READING TEXT:
□ □ □ □ □ □ □

Are The Airport Genital Gropers Smarter Than An FBI Agent?
From the WSJ, revelations about the Keystone FBI agents in the wake of the Boston jihad:
Over the weekend, the FBI confirmed what first emerged from press interviews with the mother of the Tsarnaev brothers: In March 2011, the bureau received a tip from the Russians that Tamerlan Tsarnaev was "a follower of radical Islam" and questioned him and his family members. The FBI says its investigation turned up nothing and the Russians didn't reply to a request for additional information.The FBI also says it didn't know Tamerlan Tsarnaev spent months in 2012 in Dagestan, a restive Muslim region in southern Russia next to Chechnya. A senior FBI official told some Members of Congress his name and date of birth were incorrectly entered--by the CIA, in one account--into a database that checks flight manifests against a list of potential terrorists. Another report said the airline made the spelling mistake.
This Keystone Cops routine gets worse. In testimony before the Senate Judiciary Committee, Homeland Security Secretary Janet Napolitano on Tuesday said that her department's "system pinged when he was leaving" the U.S. So DHS knew that Tamerlan Tsarnaev--who had been put on the Treasury Enforcement Communications System, or TECS--was headed back to Russia, but the FBI and CIA didn't. DHS didn't tell anyone else, apparently.
Tamerlan's return to the U.S. last summer failed to "ping" at DHS. His listing on TECS had lapsed, since the FBI had closed his file. Tamerlan's return to Russia should at least have extended his stay on the watch list. The Patriot Act and other policy changes after 9/11 were meant to prevent this kind of cock-up. One arm of America's intelligence and law enforcement apparatus is supposed to know what the other arm is doing.
Perhaps we should be firing all the TSA gropenclerks at airports who would otherwise be working at Denny's and Dress Barn and putting at least a little of the TSA billions and billions into hiring a few FBI agents who have the actual intelligence and competence to go along with the job in intelligence.
Do you really think your government will protect you? From the LA Times' Brian Bennett:
In a telephone interview, Jimmy Gurule, a Notre Dame law professor, a former federal prosecutor and former undersecretary for enforcement at the U.S. Treasury Department, questioned why Tamerlan Tsarnaev wasn't interviewed by customs officials when he reentered the United States after the six-month stay in Russia last year."Why wasn't he pulled aside and questioned when he came back?" Gurule asked. "It seems to me that any false or misleading answers would have certainly triggered closer scrutiny. It might have led to a [surveillance] warrant to tap his phone. In my view, if he was under that kind of scrutiny it would have made it much more difficult for him to pull this off."
Gurule also questioned how a single misspelling on an airline manifest could mean the FBI is not notified about a suspected radical traveling abroad.
"Is it that easy to evade detection?" he asked. "Just one letter that's misspelled and the system breaks down and we can't track him? What about his passport number or his date of birth?"
Well, in our defense, we did buy the TSA workers many spiffy new uniforms.

□ □ □ □ □ □ □

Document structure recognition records
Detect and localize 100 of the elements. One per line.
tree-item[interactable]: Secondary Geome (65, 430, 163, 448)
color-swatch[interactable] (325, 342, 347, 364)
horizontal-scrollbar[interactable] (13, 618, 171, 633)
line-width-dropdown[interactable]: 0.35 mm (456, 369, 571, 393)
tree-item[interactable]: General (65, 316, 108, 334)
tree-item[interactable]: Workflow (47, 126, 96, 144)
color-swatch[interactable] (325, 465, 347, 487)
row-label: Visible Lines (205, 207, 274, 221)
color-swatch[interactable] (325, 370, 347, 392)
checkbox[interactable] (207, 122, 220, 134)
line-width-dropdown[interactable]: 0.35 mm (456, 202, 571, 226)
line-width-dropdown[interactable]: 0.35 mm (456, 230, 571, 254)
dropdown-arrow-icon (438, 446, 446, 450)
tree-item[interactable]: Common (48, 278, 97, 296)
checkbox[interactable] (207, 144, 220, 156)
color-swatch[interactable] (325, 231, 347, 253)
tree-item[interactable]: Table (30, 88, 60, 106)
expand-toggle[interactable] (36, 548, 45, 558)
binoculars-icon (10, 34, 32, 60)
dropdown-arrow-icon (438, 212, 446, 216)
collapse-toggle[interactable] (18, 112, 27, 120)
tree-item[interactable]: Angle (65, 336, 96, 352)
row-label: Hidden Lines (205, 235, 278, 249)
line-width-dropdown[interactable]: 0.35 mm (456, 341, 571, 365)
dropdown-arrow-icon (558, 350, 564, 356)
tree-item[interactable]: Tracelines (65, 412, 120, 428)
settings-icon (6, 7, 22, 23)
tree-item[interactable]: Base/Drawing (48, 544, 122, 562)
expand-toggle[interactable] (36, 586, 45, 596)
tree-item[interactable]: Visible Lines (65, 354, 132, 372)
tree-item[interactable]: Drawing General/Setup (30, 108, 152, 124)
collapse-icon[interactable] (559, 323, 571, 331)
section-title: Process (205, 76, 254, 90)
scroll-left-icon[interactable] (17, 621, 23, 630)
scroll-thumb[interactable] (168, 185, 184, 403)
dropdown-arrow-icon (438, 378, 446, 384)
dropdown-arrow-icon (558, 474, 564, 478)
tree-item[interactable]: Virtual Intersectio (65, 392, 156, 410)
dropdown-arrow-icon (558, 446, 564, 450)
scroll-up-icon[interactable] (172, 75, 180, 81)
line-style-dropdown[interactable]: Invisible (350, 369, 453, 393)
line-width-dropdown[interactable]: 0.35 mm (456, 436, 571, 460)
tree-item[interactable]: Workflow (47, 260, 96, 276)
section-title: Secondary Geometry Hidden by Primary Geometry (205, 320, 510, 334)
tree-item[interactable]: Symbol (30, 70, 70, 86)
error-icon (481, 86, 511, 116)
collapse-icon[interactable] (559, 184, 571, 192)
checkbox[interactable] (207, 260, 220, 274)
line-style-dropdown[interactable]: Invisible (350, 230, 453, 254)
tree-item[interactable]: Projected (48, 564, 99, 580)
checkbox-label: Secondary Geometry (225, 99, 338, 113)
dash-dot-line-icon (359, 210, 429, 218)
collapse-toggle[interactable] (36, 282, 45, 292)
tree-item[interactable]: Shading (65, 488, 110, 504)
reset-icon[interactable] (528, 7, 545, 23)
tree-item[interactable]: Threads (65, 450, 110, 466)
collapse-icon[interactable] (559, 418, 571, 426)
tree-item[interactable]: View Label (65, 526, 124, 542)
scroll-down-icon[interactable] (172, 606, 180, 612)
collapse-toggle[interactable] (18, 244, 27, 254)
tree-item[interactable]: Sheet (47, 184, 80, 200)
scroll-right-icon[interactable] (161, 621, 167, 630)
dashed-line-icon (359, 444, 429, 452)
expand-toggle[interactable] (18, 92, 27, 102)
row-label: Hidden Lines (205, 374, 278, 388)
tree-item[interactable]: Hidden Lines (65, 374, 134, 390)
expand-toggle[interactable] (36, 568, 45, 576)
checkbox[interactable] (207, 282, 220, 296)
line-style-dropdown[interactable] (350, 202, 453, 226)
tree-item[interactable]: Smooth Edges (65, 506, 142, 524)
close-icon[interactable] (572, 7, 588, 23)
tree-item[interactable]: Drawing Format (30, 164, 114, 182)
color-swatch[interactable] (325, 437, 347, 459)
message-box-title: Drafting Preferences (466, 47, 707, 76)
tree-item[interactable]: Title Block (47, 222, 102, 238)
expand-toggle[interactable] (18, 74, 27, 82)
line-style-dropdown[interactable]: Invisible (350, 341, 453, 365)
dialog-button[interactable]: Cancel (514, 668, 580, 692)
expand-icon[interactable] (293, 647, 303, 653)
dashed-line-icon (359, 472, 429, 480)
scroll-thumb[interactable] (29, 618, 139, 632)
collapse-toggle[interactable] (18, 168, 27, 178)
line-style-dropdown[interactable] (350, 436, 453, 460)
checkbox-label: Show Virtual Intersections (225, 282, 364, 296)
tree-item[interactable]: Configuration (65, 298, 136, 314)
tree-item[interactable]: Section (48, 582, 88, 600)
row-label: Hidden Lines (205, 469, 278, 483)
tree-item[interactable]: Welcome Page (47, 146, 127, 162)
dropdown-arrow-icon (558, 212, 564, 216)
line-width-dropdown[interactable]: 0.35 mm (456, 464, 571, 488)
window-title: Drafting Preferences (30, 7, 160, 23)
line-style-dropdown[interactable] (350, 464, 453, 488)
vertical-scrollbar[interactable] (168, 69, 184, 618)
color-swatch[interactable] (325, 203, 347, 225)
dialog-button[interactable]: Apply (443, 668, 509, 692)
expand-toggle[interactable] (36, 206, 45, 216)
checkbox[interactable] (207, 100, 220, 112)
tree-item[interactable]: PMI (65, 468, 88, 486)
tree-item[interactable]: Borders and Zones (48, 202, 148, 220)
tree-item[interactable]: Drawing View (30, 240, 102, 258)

□ □ □ □ □ □ □

PROBLEM SET:
[1] Reproduce word for word the part of the blog post on the Boston bombing running from "This Keystone Cops" down to "arm is doing.".
[2] According to the blog post on the Boston bombing, why did Tamerlan Tsarnaev's return to the U.S. last summer fail to "ping" at DHS?
[3] In the blog post on the Boston bombing, when did the FBI receive the tip from the Russians about Tamerlan Tsarnaev?
The records are not needed for any of this work.

SOLUTIONS TO THE EXERCISE:
[1]
This Keystone Cops routine gets worse. In testimony before the Senate Judiciary Committee, Homeland Security Secretary Janet Napolitano on Tuesday said that her department's "system pinged when he was leaving" the U.S. So DHS knew that Tamerlan Tsarnaev--who had been put on the Treasury Enforcement Communications System, or TECS--was headed back to Russia, but the FBI and CIA didn't. DHS didn't tell anyone else, apparently.
Tamerlan's return to the U.S. last summer failed to "ping" at DHS. His listing on TECS had lapsed, since the FBI had closed his file. Tamerlan's return to Russia should at least have extended his stay on the watch list. The Patriot Act and other policy changes after 9/11 were meant to prevent this kind of cock-up. One arm of America's intelligence and law enforcement apparatus is supposed to know what the other arm is doing.

[2] It failed to ping because his listing on the Treasury Enforcement Communications System had lapsed. The listing lapsed because the FBI had closed his file.

[3] The FBI received the tip in March 2011.